## Start Data listing
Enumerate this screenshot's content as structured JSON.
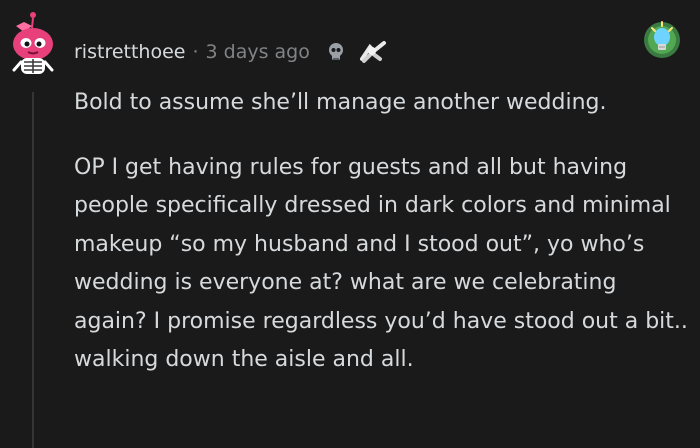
{
  "comment": {
    "username": "ristretthoee",
    "separator": "·",
    "timestamp": "3 days ago",
    "icons": {
      "avatar": "snoo-avatar-icon",
      "award_1": "silver-skull-award-icon",
      "award_2": "wholesome-seal-award-icon",
      "award_3": "lightbulb-award-icon"
    },
    "paragraphs": [
      "Bold to assume she’ll manage another wedding.",
      "OP I get having rules for guests and all but having people specifically dressed in dark colors and minimal makeup “so my husband and I stood out”, yo who’s wedding is everyone at? what are we celebrating again? I promise regardless you’d have stood out a bit.. walking down the aisle and all."
    ]
  },
  "colors": {
    "background": "#1a1a1b",
    "text": "#d7dadc",
    "meta": "#818384",
    "thread_line": "#343536",
    "avatar_accent": "#e8407a"
  }
}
## End Data listing
Exercise task:
From the listing above, copy every line that holds the string "wedding".

Complete output:
      "Bold to assume she’ll manage another wedding.",
      "OP I get having rules for guests and all but having people specifically dressed in dark colors and minimal makeup “so my husband and I stood out”, yo who’s wedding is everyone at? what are we celebrating again? I promise regardless you’d have stood out a bit.. walking down the aisle and all."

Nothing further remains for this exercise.